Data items
════
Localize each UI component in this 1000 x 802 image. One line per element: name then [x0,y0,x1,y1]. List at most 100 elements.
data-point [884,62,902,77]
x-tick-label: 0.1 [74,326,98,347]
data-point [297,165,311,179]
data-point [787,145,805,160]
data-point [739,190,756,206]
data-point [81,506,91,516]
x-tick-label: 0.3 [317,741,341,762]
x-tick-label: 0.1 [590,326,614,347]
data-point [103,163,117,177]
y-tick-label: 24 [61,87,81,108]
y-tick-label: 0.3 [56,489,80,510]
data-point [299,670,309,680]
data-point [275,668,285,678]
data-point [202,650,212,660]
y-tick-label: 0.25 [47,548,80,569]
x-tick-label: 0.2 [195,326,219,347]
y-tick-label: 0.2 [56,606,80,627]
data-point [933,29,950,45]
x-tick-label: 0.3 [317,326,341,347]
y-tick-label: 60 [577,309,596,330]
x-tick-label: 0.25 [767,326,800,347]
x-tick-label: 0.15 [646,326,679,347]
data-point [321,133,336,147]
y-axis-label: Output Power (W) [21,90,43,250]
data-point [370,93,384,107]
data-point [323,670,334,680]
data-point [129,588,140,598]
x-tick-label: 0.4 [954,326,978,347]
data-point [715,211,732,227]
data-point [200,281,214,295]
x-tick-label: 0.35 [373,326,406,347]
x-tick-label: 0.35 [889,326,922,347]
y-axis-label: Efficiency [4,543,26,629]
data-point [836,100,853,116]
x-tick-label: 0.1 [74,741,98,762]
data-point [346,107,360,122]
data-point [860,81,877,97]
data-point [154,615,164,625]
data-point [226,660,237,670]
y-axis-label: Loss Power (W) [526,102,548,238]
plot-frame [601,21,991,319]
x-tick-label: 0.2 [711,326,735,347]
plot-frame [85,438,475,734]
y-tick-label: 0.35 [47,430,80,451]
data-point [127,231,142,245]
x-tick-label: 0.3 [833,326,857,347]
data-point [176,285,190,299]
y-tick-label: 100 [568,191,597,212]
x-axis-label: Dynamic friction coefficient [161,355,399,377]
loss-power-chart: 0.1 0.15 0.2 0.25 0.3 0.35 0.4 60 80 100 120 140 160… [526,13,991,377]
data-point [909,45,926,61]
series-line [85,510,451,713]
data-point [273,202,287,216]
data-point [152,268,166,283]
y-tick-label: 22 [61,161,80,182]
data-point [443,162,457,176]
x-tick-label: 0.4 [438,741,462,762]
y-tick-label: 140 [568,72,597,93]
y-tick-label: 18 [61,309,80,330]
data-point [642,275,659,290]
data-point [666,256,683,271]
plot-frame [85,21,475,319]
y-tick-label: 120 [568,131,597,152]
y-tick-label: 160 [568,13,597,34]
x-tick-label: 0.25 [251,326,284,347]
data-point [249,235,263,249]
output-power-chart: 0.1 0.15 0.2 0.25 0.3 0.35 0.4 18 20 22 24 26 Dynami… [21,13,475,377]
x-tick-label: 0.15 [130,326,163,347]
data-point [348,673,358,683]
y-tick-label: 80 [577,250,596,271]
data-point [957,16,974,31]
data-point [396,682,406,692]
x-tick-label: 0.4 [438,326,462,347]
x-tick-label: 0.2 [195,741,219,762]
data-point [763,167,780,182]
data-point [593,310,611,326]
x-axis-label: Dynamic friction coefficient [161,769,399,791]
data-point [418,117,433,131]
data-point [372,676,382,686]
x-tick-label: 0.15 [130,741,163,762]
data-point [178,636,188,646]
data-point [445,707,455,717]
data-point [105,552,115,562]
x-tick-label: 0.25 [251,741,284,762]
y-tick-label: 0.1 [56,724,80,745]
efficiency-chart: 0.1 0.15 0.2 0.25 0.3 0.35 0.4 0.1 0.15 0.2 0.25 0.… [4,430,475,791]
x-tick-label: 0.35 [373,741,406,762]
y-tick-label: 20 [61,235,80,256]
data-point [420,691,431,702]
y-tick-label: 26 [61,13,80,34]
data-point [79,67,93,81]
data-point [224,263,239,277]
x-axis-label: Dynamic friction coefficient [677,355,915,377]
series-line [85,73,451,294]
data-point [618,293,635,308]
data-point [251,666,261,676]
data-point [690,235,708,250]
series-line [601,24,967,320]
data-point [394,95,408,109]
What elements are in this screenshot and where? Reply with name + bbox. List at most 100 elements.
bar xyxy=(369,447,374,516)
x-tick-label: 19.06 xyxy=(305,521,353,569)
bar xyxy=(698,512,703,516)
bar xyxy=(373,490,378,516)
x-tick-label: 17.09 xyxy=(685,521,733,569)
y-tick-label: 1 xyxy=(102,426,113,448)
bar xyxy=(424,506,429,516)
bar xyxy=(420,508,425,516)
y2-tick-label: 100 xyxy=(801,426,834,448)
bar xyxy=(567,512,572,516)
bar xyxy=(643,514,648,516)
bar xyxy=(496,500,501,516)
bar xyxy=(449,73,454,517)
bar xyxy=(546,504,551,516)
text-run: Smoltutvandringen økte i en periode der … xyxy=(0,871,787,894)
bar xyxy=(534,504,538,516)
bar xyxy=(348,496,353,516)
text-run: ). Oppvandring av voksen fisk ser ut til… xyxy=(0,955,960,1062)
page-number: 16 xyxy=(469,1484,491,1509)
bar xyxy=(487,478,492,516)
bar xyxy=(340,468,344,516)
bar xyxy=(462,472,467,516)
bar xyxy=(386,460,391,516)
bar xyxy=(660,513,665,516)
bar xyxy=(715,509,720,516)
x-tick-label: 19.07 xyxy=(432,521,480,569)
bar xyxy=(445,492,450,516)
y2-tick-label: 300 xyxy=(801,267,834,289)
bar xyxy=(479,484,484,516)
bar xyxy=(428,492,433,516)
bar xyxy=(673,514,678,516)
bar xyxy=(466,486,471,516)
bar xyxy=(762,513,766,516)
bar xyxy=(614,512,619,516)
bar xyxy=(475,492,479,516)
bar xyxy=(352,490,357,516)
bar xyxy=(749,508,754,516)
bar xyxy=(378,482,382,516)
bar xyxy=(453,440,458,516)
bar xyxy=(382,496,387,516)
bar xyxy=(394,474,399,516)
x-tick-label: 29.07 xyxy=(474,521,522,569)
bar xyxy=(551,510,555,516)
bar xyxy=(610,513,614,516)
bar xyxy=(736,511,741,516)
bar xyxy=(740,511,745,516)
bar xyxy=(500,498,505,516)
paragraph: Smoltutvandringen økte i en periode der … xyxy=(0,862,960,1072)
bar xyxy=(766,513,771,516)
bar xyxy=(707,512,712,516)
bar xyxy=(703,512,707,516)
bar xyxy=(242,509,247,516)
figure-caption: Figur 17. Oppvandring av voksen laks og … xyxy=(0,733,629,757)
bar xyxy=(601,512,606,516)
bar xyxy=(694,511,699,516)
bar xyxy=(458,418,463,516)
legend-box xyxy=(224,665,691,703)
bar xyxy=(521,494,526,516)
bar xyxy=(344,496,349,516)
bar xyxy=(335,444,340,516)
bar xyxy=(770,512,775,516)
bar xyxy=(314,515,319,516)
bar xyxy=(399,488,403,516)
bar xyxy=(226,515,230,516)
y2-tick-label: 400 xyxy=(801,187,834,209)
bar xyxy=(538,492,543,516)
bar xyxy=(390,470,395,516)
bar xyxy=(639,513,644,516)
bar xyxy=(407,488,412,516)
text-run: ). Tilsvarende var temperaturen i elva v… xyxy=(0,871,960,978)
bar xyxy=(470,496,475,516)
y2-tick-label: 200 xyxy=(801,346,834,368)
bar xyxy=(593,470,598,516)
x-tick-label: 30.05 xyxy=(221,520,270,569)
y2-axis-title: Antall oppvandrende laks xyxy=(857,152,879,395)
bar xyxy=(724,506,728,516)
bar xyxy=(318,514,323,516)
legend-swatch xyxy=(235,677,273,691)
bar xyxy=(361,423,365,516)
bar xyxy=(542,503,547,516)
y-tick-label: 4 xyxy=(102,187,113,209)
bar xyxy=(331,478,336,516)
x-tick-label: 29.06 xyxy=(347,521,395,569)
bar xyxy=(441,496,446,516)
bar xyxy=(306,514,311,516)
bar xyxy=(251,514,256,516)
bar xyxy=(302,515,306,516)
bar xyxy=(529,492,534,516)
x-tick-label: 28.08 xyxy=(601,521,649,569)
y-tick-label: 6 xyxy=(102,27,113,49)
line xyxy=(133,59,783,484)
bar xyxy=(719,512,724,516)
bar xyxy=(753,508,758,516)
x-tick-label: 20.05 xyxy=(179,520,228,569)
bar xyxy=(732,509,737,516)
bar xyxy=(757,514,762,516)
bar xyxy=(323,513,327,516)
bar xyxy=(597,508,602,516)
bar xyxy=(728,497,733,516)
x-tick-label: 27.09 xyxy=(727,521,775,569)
════
Description of the task:
Take the stretch from the start of the material through the line that contains "y-tick-label: 60 [577,309,596,330]" and write it out again with every "data-point" changed to "point-marker", keeping all else the same.

Reply:
Localize each UI component in this 1000 x 802 image. One line per element: name then [x0,y0,x1,y1]. List at most 100 elements.
point-marker [884,62,902,77]
x-tick-label: 0.1 [74,326,98,347]
point-marker [297,165,311,179]
point-marker [787,145,805,160]
point-marker [739,190,756,206]
point-marker [81,506,91,516]
x-tick-label: 0.3 [317,741,341,762]
x-tick-label: 0.1 [590,326,614,347]
point-marker [103,163,117,177]
y-tick-label: 24 [61,87,81,108]
y-tick-label: 0.3 [56,489,80,510]
point-marker [299,670,309,680]
point-marker [275,668,285,678]
point-marker [202,650,212,660]
y-tick-label: 0.25 [47,548,80,569]
x-tick-label: 0.2 [195,326,219,347]
y-tick-label: 0.2 [56,606,80,627]
point-marker [933,29,950,45]
x-tick-label: 0.3 [317,326,341,347]
y-tick-label: 60 [577,309,596,330]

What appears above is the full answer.